** Begin RECORDED INFORMATION **

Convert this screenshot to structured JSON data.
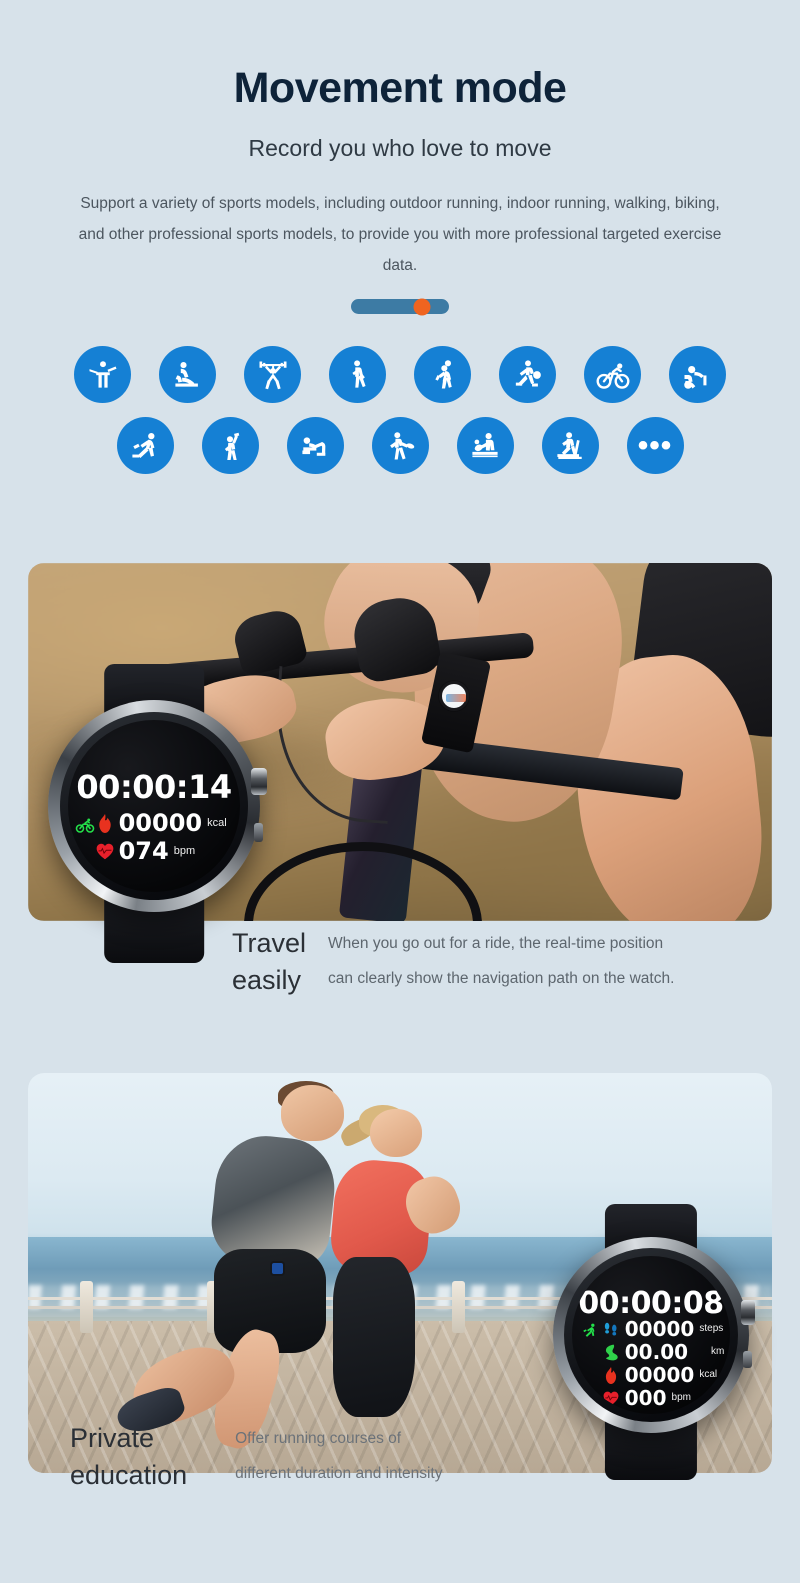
{
  "theme": {
    "background": "#d7e2ea",
    "title_color": "#0e2339",
    "accent_blue": "#1580d4",
    "accent_orange": "#ef6420",
    "slider_track": "#3d7ba4"
  },
  "hero": {
    "title": "Movement mode",
    "subtitle": "Record you who love to move",
    "description": "Support a variety of sports models, including outdoor running, indoor running, walking, biking, and other professional sports models, to provide you with more professional targeted exercise data."
  },
  "slider": {
    "name": "mode-slider",
    "knob_position_percent": 72
  },
  "sports": {
    "row1": [
      {
        "icon": "stretching-icon",
        "label": "Stretching"
      },
      {
        "icon": "rowing-icon",
        "label": "Rowing"
      },
      {
        "icon": "weightlifting-icon",
        "label": "Weightlifting"
      },
      {
        "icon": "walking-icon",
        "label": "Walking"
      },
      {
        "icon": "basketball-icon",
        "label": "Basketball"
      },
      {
        "icon": "volleyball-icon",
        "label": "Volleyball"
      },
      {
        "icon": "cycling-icon",
        "label": "Cycling"
      },
      {
        "icon": "swimming-icon",
        "label": "Swimming"
      }
    ],
    "row2": [
      {
        "icon": "running-icon",
        "label": "Running"
      },
      {
        "icon": "dance-icon",
        "label": "Dance"
      },
      {
        "icon": "situp-icon",
        "label": "Sit-ups"
      },
      {
        "icon": "badminton-icon",
        "label": "Badminton"
      },
      {
        "icon": "table-tennis-icon",
        "label": "Table tennis"
      },
      {
        "icon": "treadmill-icon",
        "label": "Treadmill"
      },
      {
        "icon": "more-icon",
        "label": "More",
        "glyph": "•••"
      }
    ]
  },
  "cards": [
    {
      "id": "cycling-card",
      "photo_alt": "Cyclist riding a road bike outdoors",
      "watch": {
        "name": "cycling-watch",
        "time": "00:00:14",
        "sport_icon": "cycling-icon",
        "metrics": [
          {
            "icon": "flame-icon",
            "value": "00000",
            "unit": "kcal"
          },
          {
            "icon": "heart-icon",
            "value": "074",
            "unit": "bpm"
          }
        ]
      },
      "caption": {
        "title": "Travel\neasily",
        "body": "When you go out for a ride, the real-time position\ncan clearly show the navigation path on the watch."
      }
    },
    {
      "id": "running-card",
      "photo_alt": "Man and woman jogging along a seaside promenade",
      "watch": {
        "name": "running-watch",
        "time": "00:00:08",
        "sport_icon": "running-icon",
        "metrics": [
          {
            "icon": "footsteps-icon",
            "value": "00000",
            "unit": "steps"
          },
          {
            "icon": "distance-icon",
            "value": "00.00",
            "unit": "km"
          },
          {
            "icon": "flame-icon",
            "value": "00000",
            "unit": "kcal"
          },
          {
            "icon": "heart-icon",
            "value": "000",
            "unit": "bpm"
          }
        ]
      },
      "caption": {
        "title": "Private\neducation",
        "body": "Offer running courses of\ndifferent duration and intensity"
      }
    }
  ]
}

** End RECORDED INFORMATION **

*TASK DETAILS*: Out of the records, collect only those lines that contain the string "watch".

*FULL SOLUTION*:
      "watch": {
        "name": "cycling-watch",
        "body": "When you go out for a ride, the real-time position\ncan clearly show the navigation path on the watch."
      "watch": {
        "name": "running-watch",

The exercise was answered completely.